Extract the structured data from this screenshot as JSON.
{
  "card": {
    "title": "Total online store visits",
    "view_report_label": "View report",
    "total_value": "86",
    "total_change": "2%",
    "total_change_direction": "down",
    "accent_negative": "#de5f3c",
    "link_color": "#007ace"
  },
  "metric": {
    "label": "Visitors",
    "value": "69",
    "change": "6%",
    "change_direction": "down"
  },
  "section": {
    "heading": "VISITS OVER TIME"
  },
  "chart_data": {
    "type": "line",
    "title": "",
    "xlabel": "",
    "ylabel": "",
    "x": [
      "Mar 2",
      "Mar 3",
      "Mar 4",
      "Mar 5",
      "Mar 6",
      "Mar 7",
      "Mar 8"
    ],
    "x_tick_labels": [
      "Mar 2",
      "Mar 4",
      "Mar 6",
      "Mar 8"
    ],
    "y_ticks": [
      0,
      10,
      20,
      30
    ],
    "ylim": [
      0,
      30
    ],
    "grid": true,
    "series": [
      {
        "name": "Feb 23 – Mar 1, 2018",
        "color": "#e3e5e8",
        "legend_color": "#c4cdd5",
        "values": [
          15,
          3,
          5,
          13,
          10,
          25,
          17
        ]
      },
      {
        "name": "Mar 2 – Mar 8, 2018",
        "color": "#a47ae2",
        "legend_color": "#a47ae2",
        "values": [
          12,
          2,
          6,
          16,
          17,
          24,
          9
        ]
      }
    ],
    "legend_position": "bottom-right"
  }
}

★ ★ ★ ★

Go through the entries and repeat each one exactly.

● Solution for this task
Extract the structured data from this screenshot as JSON.
{
  "card": {
    "title": "Total online store visits",
    "view_report_label": "View report",
    "total_value": "86",
    "total_change": "2%",
    "total_change_direction": "down",
    "accent_negative": "#de5f3c",
    "link_color": "#007ace"
  },
  "metric": {
    "label": "Visitors",
    "value": "69",
    "change": "6%",
    "change_direction": "down"
  },
  "section": {
    "heading": "VISITS OVER TIME"
  },
  "chart_data": {
    "type": "line",
    "title": "",
    "xlabel": "",
    "ylabel": "",
    "x": [
      "Mar 2",
      "Mar 3",
      "Mar 4",
      "Mar 5",
      "Mar 6",
      "Mar 7",
      "Mar 8"
    ],
    "x_tick_labels": [
      "Mar 2",
      "Mar 4",
      "Mar 6",
      "Mar 8"
    ],
    "y_ticks": [
      0,
      10,
      20,
      30
    ],
    "ylim": [
      0,
      30
    ],
    "grid": true,
    "series": [
      {
        "name": "Feb 23 – Mar 1, 2018",
        "color": "#e3e5e8",
        "legend_color": "#c4cdd5",
        "values": [
          15,
          3,
          5,
          13,
          10,
          25,
          17
        ]
      },
      {
        "name": "Mar 2 – Mar 8, 2018",
        "color": "#a47ae2",
        "legend_color": "#a47ae2",
        "values": [
          12,
          2,
          6,
          16,
          17,
          24,
          9
        ]
      }
    ],
    "legend_position": "bottom-right"
  }
}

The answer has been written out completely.